TASK BRIEF:
Every line that holds "Axis" should be shown.

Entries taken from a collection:

/---

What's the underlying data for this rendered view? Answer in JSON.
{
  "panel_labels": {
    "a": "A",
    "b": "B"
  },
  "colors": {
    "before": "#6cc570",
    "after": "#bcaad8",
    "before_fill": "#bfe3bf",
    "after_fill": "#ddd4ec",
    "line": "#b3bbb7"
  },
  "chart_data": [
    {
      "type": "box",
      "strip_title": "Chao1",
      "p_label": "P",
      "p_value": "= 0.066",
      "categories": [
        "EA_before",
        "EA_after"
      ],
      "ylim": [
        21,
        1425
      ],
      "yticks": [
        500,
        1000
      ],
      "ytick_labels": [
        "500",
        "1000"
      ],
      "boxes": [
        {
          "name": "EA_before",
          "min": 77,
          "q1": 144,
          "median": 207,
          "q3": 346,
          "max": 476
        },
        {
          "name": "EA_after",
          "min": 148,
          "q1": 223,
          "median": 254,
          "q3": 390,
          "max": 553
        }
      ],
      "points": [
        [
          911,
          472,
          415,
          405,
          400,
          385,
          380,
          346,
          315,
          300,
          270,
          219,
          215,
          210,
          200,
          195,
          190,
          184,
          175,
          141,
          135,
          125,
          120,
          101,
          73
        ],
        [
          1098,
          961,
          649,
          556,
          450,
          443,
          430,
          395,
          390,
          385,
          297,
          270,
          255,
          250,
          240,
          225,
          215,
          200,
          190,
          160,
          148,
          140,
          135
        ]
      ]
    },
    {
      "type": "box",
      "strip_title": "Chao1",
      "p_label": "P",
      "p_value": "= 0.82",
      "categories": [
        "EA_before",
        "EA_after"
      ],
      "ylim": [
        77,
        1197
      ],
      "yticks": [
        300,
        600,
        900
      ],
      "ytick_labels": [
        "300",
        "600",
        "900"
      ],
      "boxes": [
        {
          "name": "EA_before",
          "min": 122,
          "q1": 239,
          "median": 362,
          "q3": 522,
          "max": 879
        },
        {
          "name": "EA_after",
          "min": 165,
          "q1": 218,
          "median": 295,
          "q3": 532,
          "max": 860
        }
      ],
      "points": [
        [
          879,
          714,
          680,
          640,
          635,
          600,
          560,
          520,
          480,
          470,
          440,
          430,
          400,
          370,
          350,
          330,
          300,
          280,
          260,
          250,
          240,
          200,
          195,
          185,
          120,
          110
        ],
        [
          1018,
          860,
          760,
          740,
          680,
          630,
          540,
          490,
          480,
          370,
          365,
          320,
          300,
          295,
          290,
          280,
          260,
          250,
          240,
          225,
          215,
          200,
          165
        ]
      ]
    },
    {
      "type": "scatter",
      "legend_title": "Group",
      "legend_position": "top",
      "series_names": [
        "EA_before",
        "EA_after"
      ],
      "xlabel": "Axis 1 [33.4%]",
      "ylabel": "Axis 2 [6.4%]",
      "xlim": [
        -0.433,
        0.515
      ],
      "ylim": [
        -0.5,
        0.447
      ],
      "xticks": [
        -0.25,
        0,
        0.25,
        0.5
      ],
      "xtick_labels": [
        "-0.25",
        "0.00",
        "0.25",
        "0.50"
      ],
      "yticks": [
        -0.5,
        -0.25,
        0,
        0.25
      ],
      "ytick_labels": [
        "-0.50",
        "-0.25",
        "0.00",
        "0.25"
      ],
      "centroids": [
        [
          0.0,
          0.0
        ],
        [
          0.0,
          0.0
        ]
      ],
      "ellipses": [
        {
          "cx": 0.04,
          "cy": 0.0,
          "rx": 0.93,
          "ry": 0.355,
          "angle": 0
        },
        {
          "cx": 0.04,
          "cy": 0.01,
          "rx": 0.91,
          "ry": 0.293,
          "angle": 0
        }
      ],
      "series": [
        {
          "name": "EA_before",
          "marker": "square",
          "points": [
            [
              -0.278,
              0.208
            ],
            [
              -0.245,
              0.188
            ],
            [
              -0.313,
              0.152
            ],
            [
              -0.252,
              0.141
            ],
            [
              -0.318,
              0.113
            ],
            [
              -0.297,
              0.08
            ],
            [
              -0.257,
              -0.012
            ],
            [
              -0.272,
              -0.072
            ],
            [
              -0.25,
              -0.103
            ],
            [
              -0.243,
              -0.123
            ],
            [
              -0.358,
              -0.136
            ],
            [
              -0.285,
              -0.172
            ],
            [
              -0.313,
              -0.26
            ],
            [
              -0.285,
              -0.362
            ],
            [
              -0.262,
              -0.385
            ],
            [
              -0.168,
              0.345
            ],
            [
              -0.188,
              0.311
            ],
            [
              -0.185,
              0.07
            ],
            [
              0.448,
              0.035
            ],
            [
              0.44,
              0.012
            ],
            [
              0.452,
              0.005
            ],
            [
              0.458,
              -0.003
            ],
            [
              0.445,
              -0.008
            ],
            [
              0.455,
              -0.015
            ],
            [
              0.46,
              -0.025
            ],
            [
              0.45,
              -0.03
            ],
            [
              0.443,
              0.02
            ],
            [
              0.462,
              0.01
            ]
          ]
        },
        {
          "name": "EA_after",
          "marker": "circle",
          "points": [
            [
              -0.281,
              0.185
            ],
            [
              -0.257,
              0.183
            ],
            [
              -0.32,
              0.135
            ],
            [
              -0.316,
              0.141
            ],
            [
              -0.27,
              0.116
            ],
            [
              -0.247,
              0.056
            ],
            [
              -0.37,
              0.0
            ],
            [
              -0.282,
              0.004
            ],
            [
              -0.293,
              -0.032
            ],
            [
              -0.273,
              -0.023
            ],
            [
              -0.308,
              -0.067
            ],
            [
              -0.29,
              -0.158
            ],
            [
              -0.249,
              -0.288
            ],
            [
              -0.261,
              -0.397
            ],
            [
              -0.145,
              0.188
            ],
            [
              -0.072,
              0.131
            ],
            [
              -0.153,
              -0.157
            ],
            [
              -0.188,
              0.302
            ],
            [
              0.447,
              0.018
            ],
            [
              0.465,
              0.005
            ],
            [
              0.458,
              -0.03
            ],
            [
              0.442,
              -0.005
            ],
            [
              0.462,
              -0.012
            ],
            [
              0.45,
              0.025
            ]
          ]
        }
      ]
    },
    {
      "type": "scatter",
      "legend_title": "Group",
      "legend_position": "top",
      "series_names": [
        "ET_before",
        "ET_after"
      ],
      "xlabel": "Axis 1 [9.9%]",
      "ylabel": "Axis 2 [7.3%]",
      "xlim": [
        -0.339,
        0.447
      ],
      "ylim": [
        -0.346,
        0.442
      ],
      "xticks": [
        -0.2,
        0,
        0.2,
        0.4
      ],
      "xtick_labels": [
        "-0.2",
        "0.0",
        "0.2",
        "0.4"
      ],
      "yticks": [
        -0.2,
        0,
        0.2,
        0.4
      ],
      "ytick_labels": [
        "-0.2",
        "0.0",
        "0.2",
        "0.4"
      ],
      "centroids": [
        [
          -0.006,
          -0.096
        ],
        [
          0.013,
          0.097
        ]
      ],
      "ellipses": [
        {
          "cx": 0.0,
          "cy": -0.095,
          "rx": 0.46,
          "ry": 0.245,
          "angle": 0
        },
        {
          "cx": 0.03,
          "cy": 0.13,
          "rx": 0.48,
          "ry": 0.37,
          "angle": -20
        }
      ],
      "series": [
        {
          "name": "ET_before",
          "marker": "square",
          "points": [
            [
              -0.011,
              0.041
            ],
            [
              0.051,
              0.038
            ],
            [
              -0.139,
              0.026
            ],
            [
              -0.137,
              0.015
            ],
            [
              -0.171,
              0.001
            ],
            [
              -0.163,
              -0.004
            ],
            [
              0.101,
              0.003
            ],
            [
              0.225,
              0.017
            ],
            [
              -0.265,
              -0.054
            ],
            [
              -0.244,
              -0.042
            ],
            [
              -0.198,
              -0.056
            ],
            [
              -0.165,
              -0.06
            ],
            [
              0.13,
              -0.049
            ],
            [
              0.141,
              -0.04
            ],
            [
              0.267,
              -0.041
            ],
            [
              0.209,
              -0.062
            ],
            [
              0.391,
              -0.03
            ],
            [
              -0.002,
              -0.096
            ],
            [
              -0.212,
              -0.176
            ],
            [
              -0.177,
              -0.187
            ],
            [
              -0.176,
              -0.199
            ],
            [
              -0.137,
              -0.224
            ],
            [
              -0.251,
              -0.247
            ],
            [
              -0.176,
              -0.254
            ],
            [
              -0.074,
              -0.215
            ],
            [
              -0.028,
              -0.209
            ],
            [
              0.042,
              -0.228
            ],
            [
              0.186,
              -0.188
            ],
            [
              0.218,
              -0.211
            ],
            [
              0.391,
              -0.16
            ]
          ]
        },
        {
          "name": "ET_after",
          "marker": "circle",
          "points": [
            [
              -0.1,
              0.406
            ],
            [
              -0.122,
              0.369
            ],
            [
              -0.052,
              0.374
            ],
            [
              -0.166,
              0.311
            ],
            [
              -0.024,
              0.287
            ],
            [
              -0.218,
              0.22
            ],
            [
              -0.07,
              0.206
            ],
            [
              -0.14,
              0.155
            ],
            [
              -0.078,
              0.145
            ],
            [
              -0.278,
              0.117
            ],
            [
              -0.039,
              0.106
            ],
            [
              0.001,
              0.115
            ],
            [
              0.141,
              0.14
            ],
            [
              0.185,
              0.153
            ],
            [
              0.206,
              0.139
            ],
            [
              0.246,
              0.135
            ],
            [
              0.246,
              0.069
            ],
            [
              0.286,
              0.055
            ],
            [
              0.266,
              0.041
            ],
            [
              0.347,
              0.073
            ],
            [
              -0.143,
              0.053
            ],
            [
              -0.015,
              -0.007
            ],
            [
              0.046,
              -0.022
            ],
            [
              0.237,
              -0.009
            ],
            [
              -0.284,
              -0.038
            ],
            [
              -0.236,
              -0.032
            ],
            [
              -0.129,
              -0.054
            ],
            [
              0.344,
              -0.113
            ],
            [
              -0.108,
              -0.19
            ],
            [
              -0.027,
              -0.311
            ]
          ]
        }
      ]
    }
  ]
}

\---

COMPLETE ANSWER:
      "xlabel": "Axis 1 [33.4%]",
      "ylabel": "Axis 2 [6.4%]",
      "xlabel": "Axis 1 [9.9%]",
      "ylabel": "Axis 2 [7.3%]",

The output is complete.